Exercise description: Make an exact copy of the lines below.

Dataset excerpts:
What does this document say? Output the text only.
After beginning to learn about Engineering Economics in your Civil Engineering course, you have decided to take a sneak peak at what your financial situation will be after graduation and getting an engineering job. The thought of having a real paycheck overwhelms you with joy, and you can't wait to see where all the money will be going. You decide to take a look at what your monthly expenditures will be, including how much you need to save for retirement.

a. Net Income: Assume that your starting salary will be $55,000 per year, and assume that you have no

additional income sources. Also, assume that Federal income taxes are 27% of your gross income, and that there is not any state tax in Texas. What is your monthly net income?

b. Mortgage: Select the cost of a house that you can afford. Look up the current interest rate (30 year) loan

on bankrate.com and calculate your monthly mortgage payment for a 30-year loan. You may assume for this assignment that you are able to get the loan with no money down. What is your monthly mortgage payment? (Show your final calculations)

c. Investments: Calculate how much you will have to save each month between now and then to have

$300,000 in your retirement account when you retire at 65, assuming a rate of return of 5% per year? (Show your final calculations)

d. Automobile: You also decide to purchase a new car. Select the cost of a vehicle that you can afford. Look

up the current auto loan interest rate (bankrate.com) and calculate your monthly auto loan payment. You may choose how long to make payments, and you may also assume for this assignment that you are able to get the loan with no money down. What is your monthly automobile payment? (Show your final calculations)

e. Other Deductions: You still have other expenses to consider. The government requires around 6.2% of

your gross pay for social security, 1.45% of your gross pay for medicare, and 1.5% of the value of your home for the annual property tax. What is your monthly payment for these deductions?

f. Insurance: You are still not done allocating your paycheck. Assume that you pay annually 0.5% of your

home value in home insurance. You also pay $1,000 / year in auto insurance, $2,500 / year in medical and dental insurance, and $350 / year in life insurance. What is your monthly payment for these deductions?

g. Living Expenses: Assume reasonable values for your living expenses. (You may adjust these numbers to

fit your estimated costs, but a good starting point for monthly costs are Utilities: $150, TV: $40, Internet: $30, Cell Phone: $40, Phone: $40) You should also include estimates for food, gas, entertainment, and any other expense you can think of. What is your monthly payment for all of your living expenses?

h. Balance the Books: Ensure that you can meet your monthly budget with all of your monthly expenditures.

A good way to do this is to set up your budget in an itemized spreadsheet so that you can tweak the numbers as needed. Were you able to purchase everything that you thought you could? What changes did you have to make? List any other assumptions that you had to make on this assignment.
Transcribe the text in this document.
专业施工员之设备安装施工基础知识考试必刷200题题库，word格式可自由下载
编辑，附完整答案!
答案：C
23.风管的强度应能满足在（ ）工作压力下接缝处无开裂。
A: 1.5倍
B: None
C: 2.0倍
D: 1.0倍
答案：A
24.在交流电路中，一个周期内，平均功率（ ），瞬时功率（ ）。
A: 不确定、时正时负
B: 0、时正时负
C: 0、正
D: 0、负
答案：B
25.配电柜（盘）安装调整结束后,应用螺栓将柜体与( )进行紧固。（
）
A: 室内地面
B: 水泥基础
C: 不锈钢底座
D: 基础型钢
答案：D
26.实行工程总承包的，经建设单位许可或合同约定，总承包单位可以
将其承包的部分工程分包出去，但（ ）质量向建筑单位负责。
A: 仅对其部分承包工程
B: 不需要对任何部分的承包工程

Response to this exercise:
What does this document say? Output the text only.
After beginning to learn about Engineering Economics in your Civil Engineering course, you have decided to take a sneak peak at what your financial situation will be after graduation and getting an engineering job. The thought of having a real paycheck overwhelms you with joy, and you can't wait to see where all the money will be going. You decide to take a look at what your monthly expenditures will be, including how much you need to save for retirement.

a. Net Income: Assume that your starting salary will be $55,000 per year, and assume that you have no

additional income sources. Also, assume that Federal income taxes are 27% of your gross income, and that there is not any state tax in Texas. What is your monthly net income?

b. Mortgage: Select the cost of a house that you can afford. Look up the current interest rate (30 year) loan

on bankrate.com and calculate your monthly mortgage payment for a 30-year loan. You may assume for this assignment that you are able to get the loan with no money down. What is your monthly mortgage payment? (Show your final calculations)

c. Investments: Calculate how much you will have to save each month between now and then to have

$300,000 in your retirement account when you retire at 65, assuming a rate of return of 5% per year? (Show your final calculations)

d. Automobile: You also decide to purchase a new car. Select the cost of a vehicle that you can afford. Look

up the current auto loan interest rate (bankrate.com) and calculate your monthly auto loan payment. You may choose how long to make payments, and you may also assume for this assignment that you are able to get the loan with no money down. What is your monthly automobile payment? (Show your final calculations)

e. Other Deductions: You still have other expenses to consider. The government requires around 6.2% of

your gross pay for social security, 1.45% of your gross pay for medicare, and 1.5% of the value of your home for the annual property tax. What is your monthly payment for these deductions?

f. Insurance: You are still not done allocating your paycheck. Assume that you pay annually 0.5% of your

home value in home insurance. You also pay $1,000 / year in auto insurance, $2,500 / year in medical and dental insurance, and $350 / year in life insurance. What is your monthly payment for these deductions?

g. Living Expenses: Assume reasonable values for your living expenses. (You may adjust these numbers to

fit your estimated costs, but a good starting point for monthly costs are Utilities: $150, TV: $40, Internet: $30, Cell Phone: $40, Phone: $40) You should also include estimates for food, gas, entertainment, and any other expense you can think of. What is your monthly payment for all of your living expenses?

h. Balance the Books: Ensure that you can meet your monthly budget with all of your monthly expenditures.

A good way to do this is to set up your budget in an itemized spreadsheet so that you can tweak the numbers as needed. Were you able to purchase everything that you thought you could? What changes did you have to make? List any other assumptions that you had to make on this assignment.
Transcribe the text in this document.
专业施工员之设备安装施工基础知识考试必刷200题题库，word格式可自由下载
编辑，附完整答案!
答案：C
23.风管的强度应能满足在（ ）工作压力下接缝处无开裂。
A: 1.5倍
B: None
C: 2.0倍
D: 1.0倍
答案：A
24.在交流电路中，一个周期内，平均功率（ ），瞬时功率（ ）。
A: 不确定、时正时负
B: 0、时正时负
C: 0、正
D: 0、负
答案：B
25.配电柜（盘）安装调整结束后,应用螺栓将柜体与( )进行紧固。（
）
A: 室内地面
B: 水泥基础
C: 不锈钢底座
D: 基础型钢
答案：D
26.实行工程总承包的，经建设单位许可或合同约定，总承包单位可以
将其承包的部分工程分包出去，但（ ）质量向建筑单位负责。
A: 仅对其部分承包工程
B: 不需要对任何部分的承包工程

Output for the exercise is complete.